• **DATA SECTION**:
▼

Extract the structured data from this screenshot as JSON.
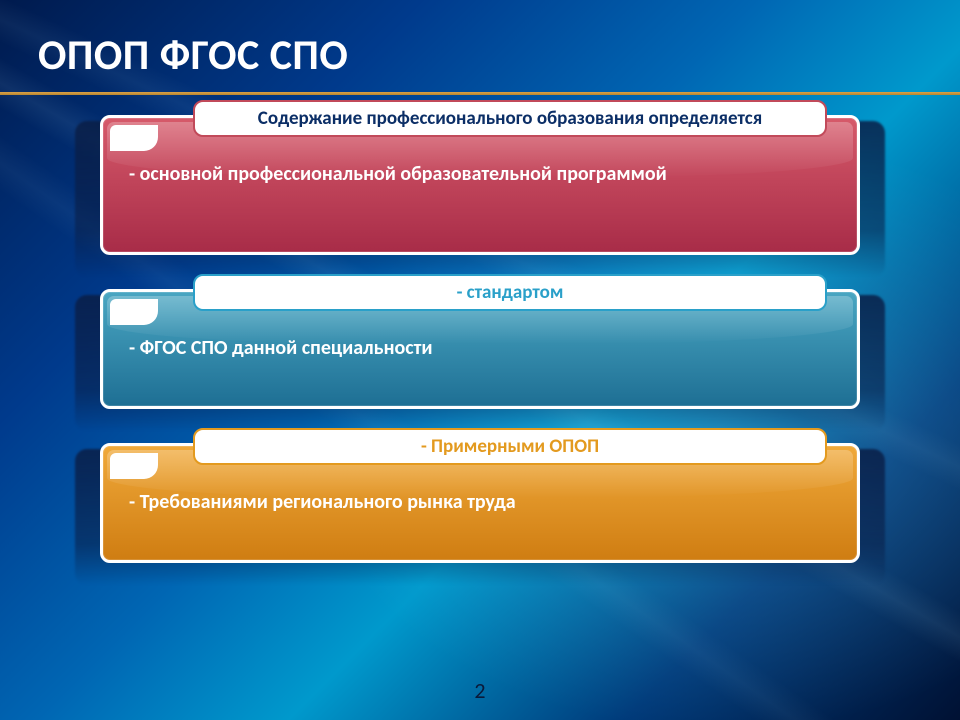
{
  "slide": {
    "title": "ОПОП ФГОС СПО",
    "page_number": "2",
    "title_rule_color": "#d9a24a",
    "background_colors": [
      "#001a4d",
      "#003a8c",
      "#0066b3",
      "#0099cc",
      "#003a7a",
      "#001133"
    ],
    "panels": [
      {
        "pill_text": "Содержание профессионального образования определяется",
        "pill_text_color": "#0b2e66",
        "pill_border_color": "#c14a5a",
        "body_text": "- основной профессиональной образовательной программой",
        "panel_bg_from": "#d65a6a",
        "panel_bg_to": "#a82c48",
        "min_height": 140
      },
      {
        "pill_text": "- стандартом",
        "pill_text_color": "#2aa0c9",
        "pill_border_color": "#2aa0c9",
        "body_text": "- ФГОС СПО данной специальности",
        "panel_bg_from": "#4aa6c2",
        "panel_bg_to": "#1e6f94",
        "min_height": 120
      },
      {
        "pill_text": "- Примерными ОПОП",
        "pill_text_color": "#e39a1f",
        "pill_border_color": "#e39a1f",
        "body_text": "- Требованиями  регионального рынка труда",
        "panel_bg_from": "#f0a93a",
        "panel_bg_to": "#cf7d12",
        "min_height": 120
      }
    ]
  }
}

▲
▼

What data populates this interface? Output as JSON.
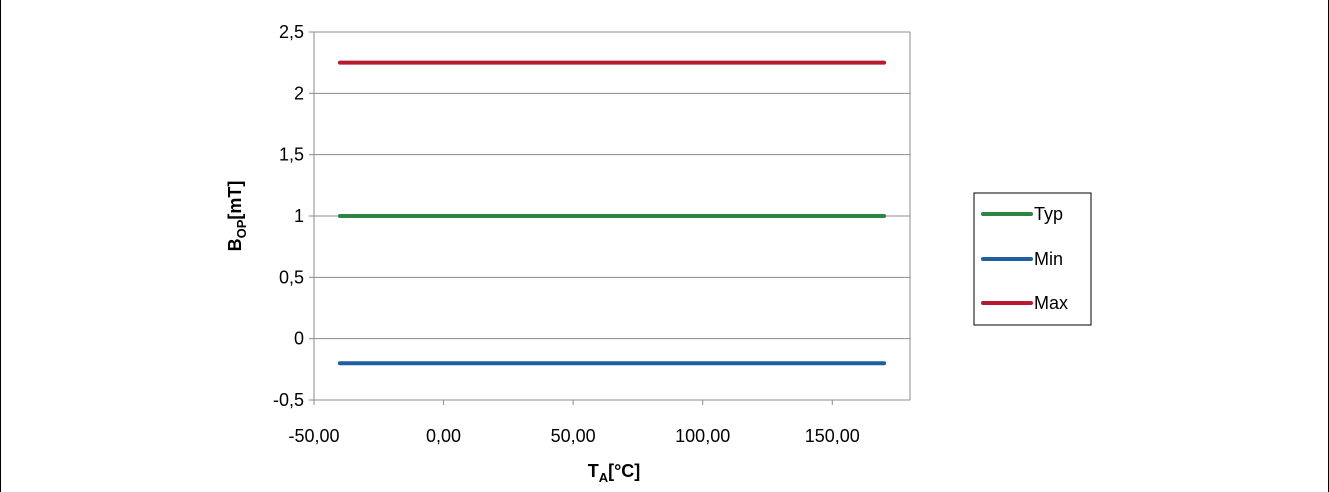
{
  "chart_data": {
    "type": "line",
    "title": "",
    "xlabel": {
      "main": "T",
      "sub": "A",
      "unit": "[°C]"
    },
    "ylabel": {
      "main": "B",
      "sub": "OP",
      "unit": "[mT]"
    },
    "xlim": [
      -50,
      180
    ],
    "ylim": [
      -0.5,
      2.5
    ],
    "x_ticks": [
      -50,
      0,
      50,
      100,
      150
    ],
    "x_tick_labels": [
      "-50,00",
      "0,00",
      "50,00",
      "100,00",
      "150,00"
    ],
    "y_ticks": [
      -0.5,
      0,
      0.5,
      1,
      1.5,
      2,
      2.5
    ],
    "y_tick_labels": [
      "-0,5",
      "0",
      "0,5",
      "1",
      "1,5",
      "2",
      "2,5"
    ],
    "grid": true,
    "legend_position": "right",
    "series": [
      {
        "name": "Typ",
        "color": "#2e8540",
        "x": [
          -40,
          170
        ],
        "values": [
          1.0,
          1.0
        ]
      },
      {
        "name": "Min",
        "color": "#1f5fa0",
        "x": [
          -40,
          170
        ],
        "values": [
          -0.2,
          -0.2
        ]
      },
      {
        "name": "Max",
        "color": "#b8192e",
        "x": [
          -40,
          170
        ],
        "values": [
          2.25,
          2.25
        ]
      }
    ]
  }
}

▲

• **EXERCISE DIRECTIONS**:
Pick out the lines that include the word "ОПОП" and write them out.

• **EXERCISE RESPONSE**:
    "title": "ОПОП ФГОС СПО",
        "pill_text": "- Примерными ОПОП",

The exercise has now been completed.